Direction:
Select, from the material below, each line with "content" in it.

Working data:
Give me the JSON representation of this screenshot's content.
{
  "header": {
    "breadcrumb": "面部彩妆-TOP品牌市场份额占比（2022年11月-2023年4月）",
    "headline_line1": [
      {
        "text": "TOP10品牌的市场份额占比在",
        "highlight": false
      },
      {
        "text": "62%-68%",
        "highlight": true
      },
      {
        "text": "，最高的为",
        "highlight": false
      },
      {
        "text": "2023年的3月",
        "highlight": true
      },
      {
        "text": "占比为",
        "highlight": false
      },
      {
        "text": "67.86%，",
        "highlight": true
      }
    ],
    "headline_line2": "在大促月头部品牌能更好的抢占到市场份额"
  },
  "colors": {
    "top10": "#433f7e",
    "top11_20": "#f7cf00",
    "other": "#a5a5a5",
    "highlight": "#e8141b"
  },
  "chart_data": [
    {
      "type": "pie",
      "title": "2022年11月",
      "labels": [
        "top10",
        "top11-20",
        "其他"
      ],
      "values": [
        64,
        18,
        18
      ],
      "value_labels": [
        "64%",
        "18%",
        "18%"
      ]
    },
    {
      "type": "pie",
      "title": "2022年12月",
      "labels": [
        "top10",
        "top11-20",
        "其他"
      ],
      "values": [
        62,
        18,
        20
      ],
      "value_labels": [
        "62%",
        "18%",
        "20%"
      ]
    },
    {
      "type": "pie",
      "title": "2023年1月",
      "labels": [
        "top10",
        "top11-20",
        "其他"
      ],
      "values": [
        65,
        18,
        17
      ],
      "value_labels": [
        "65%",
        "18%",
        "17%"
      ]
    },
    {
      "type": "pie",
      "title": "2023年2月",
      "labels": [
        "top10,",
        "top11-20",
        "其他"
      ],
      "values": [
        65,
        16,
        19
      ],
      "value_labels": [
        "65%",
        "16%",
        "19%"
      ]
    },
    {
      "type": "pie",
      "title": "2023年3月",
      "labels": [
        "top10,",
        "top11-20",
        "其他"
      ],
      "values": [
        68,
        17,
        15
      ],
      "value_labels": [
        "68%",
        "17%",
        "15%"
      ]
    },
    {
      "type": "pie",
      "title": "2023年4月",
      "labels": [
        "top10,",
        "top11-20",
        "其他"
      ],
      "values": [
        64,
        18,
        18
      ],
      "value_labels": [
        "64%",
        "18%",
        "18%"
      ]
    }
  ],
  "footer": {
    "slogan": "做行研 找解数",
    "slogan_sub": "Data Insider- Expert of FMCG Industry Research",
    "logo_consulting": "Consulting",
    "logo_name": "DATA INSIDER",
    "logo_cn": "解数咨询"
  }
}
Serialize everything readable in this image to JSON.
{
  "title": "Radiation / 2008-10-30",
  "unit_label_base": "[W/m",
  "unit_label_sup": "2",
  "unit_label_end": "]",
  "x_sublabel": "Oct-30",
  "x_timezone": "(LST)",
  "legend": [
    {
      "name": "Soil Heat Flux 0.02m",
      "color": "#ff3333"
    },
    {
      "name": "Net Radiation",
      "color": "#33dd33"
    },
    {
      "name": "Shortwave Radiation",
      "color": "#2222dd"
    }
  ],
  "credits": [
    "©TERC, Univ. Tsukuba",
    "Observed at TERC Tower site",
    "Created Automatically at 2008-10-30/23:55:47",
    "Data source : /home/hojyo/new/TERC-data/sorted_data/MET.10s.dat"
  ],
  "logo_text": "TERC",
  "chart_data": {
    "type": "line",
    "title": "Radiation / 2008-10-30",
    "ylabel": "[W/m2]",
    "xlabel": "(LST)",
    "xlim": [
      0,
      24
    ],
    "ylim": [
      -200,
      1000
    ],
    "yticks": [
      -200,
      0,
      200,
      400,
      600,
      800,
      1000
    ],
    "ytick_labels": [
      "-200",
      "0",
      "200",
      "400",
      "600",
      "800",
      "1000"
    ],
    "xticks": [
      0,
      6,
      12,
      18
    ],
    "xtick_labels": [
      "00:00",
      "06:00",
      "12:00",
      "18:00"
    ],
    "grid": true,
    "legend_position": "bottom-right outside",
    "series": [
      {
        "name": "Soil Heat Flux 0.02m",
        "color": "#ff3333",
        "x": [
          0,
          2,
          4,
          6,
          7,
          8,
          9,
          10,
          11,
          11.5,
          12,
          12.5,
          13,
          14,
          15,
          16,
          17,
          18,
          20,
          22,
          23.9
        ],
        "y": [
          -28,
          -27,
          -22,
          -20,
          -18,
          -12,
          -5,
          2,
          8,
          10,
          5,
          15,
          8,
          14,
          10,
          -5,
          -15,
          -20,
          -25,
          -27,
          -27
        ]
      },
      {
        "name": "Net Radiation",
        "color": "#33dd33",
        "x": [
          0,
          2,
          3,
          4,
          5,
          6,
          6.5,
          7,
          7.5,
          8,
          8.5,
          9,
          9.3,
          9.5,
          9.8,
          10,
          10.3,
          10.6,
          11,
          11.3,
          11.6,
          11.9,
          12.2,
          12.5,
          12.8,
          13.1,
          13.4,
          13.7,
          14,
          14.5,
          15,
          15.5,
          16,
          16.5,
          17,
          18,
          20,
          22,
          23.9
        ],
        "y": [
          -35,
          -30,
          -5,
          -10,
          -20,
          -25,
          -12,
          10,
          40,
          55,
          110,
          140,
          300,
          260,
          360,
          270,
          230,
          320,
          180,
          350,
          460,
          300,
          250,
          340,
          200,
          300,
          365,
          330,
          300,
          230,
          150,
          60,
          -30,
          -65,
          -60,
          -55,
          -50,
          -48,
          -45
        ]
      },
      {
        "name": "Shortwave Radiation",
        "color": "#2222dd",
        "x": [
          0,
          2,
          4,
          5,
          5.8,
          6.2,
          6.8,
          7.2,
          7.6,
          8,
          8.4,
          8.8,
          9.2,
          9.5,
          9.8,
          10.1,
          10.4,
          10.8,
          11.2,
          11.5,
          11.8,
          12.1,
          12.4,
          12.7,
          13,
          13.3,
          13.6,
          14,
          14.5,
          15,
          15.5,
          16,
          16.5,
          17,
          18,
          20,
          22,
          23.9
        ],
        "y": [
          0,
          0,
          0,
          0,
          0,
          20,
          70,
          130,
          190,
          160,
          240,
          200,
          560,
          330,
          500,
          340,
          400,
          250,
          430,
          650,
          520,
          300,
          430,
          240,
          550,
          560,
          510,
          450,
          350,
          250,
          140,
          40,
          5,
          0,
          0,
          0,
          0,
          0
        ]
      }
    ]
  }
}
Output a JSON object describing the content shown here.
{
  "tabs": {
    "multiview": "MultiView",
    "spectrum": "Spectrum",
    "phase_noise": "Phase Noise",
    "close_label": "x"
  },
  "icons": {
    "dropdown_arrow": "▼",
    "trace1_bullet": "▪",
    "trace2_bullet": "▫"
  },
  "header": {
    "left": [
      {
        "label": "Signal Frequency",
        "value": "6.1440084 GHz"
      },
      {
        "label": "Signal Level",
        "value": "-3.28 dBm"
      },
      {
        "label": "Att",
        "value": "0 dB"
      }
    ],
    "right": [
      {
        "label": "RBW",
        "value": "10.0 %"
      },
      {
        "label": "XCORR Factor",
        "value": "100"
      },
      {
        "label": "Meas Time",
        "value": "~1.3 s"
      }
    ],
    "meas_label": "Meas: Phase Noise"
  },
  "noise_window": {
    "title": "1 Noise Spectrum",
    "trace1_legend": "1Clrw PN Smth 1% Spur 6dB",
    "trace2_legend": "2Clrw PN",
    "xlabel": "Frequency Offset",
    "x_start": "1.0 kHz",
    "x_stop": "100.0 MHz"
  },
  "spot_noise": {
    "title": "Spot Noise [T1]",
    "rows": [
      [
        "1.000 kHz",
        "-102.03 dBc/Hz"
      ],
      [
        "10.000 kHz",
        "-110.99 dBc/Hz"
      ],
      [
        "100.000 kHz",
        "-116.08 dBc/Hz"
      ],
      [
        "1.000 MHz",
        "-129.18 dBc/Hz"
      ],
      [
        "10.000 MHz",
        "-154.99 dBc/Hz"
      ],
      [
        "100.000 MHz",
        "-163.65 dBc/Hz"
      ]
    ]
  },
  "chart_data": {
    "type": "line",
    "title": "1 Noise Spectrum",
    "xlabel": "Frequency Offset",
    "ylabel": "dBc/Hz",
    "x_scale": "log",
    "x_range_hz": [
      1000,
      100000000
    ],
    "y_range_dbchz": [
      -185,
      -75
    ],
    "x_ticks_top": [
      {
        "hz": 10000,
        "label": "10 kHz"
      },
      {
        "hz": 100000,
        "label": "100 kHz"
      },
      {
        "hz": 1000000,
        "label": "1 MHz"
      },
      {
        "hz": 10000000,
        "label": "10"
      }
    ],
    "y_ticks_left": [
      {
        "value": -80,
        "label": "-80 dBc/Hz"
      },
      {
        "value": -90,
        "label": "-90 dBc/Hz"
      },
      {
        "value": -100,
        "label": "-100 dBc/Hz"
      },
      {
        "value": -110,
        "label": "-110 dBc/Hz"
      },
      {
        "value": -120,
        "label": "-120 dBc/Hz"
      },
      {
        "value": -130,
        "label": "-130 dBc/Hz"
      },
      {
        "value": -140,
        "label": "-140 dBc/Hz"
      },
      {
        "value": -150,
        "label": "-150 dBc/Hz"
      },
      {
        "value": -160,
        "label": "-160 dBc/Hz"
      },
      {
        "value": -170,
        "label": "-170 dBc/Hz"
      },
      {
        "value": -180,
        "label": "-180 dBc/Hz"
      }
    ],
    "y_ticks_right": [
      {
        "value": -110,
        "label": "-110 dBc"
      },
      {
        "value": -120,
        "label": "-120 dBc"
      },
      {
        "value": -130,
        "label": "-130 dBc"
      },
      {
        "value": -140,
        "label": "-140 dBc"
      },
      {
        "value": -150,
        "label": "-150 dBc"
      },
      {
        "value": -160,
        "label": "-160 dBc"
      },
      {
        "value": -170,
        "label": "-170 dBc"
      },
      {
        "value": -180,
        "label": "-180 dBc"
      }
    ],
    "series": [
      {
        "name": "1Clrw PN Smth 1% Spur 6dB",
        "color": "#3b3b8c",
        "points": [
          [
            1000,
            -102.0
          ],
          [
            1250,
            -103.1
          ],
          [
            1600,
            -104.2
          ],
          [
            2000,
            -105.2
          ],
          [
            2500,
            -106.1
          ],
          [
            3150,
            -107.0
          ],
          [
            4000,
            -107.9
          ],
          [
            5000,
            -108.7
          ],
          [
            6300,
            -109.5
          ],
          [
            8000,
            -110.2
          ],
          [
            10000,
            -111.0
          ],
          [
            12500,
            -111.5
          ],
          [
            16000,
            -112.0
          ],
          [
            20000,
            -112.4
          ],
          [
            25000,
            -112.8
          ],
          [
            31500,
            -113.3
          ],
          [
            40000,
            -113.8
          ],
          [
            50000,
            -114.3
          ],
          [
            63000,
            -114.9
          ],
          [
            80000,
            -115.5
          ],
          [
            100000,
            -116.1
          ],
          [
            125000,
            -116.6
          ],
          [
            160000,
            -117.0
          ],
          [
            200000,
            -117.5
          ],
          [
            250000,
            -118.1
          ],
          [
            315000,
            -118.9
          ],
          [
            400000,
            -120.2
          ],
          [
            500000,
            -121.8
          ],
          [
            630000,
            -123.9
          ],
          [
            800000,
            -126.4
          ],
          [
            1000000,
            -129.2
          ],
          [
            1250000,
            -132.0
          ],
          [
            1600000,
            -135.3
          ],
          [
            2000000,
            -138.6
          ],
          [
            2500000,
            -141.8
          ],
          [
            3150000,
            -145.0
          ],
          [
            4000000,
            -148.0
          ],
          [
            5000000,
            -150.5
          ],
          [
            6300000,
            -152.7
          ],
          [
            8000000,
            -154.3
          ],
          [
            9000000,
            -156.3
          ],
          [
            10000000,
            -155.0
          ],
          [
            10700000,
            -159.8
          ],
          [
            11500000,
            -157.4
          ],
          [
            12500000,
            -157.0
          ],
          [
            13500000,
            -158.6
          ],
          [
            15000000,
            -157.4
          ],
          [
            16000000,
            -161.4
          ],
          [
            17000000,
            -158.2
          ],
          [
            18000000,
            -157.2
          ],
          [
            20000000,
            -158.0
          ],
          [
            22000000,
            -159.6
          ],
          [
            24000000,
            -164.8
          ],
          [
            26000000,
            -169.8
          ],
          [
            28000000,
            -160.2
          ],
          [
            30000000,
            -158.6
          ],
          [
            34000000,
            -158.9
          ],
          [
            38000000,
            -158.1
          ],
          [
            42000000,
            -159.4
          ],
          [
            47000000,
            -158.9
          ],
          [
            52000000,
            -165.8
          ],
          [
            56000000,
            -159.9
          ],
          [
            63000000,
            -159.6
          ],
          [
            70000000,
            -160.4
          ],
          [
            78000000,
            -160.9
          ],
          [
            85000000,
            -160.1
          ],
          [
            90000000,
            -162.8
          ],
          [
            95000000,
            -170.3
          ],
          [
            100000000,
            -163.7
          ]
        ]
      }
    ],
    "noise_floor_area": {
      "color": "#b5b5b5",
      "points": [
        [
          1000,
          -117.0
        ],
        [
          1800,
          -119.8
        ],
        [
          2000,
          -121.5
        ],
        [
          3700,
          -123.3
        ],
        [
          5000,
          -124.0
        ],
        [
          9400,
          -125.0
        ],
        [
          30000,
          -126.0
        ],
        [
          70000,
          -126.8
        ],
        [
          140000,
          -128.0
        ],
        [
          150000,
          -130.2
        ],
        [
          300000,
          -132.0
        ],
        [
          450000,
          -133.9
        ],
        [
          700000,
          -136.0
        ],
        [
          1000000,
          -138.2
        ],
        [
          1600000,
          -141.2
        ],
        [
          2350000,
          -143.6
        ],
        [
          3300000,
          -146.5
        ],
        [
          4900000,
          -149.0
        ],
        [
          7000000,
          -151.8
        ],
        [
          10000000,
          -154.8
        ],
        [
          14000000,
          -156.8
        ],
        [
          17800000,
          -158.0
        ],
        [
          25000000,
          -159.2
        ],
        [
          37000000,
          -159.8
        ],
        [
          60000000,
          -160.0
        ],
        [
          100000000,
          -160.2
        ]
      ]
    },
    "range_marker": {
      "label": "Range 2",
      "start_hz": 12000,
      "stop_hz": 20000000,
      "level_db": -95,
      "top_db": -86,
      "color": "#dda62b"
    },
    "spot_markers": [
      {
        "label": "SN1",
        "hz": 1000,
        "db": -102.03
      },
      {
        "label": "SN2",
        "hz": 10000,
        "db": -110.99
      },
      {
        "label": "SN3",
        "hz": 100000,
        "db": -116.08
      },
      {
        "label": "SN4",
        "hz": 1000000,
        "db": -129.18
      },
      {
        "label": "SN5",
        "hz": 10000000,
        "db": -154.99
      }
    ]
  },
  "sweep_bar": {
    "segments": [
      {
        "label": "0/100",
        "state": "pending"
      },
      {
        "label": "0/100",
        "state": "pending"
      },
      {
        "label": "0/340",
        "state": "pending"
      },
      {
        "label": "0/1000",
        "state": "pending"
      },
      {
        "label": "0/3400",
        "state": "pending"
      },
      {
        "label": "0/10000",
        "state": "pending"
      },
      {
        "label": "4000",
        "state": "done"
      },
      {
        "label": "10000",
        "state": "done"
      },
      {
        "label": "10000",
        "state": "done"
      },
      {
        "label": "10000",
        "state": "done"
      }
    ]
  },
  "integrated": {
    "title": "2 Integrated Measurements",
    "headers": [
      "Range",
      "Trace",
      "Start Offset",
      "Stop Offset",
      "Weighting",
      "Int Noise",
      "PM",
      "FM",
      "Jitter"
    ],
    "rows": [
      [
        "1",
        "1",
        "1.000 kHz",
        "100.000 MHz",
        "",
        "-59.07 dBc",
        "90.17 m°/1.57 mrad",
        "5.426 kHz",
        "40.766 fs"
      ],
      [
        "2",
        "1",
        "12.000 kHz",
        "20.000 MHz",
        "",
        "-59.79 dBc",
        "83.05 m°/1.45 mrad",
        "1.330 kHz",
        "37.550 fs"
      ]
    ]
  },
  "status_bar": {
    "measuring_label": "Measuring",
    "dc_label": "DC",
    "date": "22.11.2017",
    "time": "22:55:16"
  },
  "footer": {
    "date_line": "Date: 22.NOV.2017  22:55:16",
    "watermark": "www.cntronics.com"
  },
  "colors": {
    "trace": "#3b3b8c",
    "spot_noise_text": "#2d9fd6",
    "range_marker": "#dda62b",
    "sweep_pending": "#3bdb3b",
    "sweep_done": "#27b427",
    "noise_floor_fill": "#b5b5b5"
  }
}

Written response:
Give me the JSON representation of this screenshot's content.
Output a JSON object describing the content shown here.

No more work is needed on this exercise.